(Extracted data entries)
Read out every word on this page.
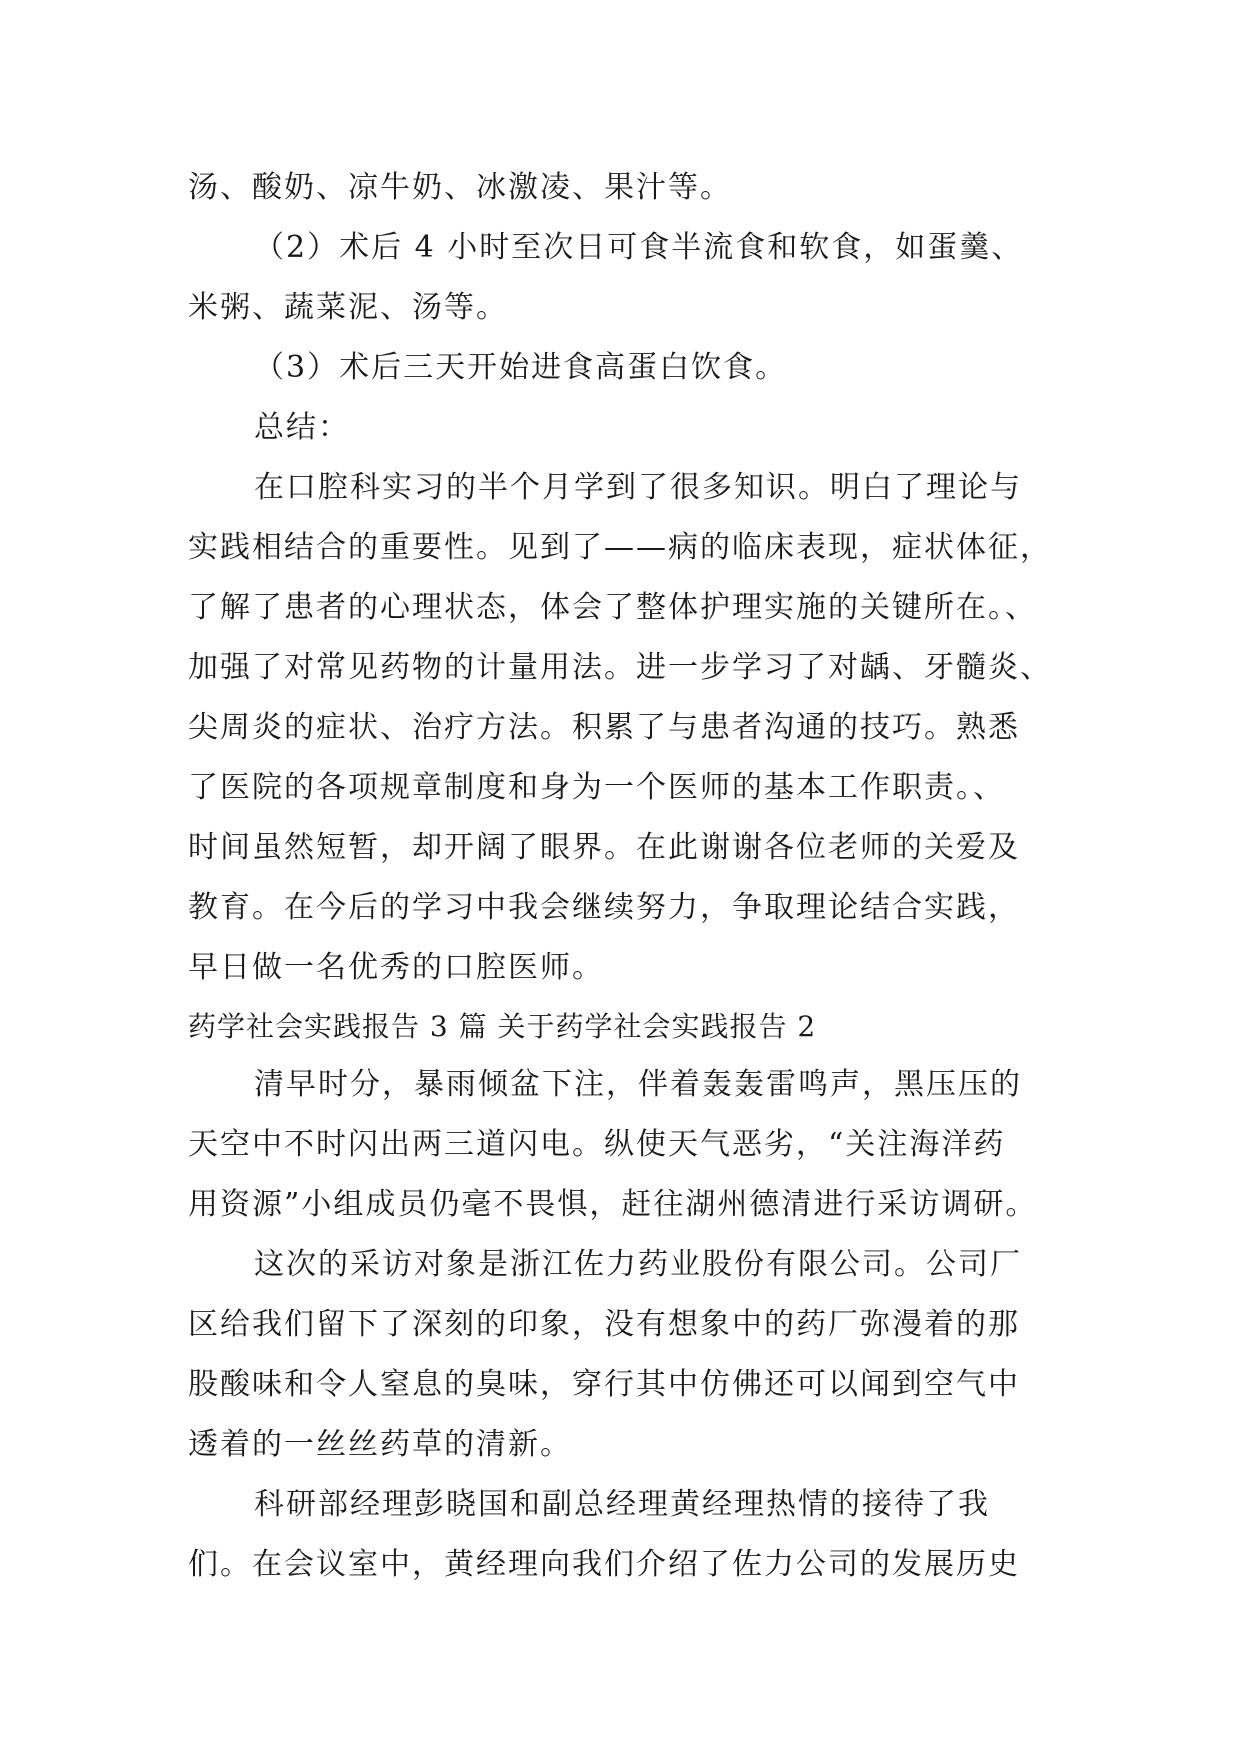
汤、酸奶、凉牛奶、冰激凌、果汁等。
（2）术后 4 小时至次日可食半流食和软食，如蛋羹、
米粥、蔬菜泥、汤等。
（3）术后三天开始进食高蛋白饮食。
总结：
在口腔科实习的半个月学到了很多知识。明白了理论与
实践相结合的重要性。见到了——病的临床表现，症状体征，
了解了患者的心理状态，体会了整体护理实施的关键所在。、
加强了对常见药物的计量用法。进一步学习了对龋、牙髓炎、
尖周炎的症状、治疗方法。积累了与患者沟通的技巧。熟悉
了医院的各项规章制度和身为一个医师的基本工作职责。、
时间虽然短暂，却开阔了眼界。在此谢谢各位老师的关爱及
教育。在今后的学习中我会继续努力，争取理论结合实践，
早日做一名优秀的口腔医师。
药学社会实践报告 3 篇 关于药学社会实践报告 2
清早时分，暴雨倾盆下注，伴着轰轰雷鸣声，黑压压的
天空中不时闪出两三道闪电。纵使天气恶劣，“关注海洋药
用资源”小组成员仍毫不畏惧，赶往湖州德清进行采访调研。
这次的采访对象是浙江佐力药业股份有限公司。公司厂
区给我们留下了深刻的印象，没有想象中的药厂弥漫着的那
股酸味和令人窒息的臭味，穿行其中仿佛还可以闻到空气中
透着的一丝丝药草的清新。
科研部经理彭晓国和副总经理黄经理热情的接待了我
们。在会议室中，黄经理向我们介绍了佐力公司的发展历史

To do: Every entry above needs to be retyped exactly; drop the pictures.

Correct answer:
Read out every word on this page.
汤、酸奶、凉牛奶、冰激凌、果汁等。
（2）术后 4 小时至次日可食半流食和软食，如蛋羹、
米粥、蔬菜泥、汤等。
（3）术后三天开始进食高蛋白饮食。
总结：
在口腔科实习的半个月学到了很多知识。明白了理论与
实践相结合的重要性。见到了——病的临床表现，症状体征，
了解了患者的心理状态，体会了整体护理实施的关键所在。、
加强了对常见药物的计量用法。进一步学习了对龋、牙髓炎、
尖周炎的症状、治疗方法。积累了与患者沟通的技巧。熟悉
了医院的各项规章制度和身为一个医师的基本工作职责。、
时间虽然短暂，却开阔了眼界。在此谢谢各位老师的关爱及
教育。在今后的学习中我会继续努力，争取理论结合实践，
早日做一名优秀的口腔医师。
药学社会实践报告 3 篇 关于药学社会实践报告 2
清早时分，暴雨倾盆下注，伴着轰轰雷鸣声，黑压压的
天空中不时闪出两三道闪电。纵使天气恶劣，“关注海洋药
用资源”小组成员仍毫不畏惧，赶往湖州德清进行采访调研。
这次的采访对象是浙江佐力药业股份有限公司。公司厂
区给我们留下了深刻的印象，没有想象中的药厂弥漫着的那
股酸味和令人窒息的臭味，穿行其中仿佛还可以闻到空气中
透着的一丝丝药草的清新。
科研部经理彭晓国和副总经理黄经理热情的接待了我
们。在会议室中，黄经理向我们介绍了佐力公司的发展历史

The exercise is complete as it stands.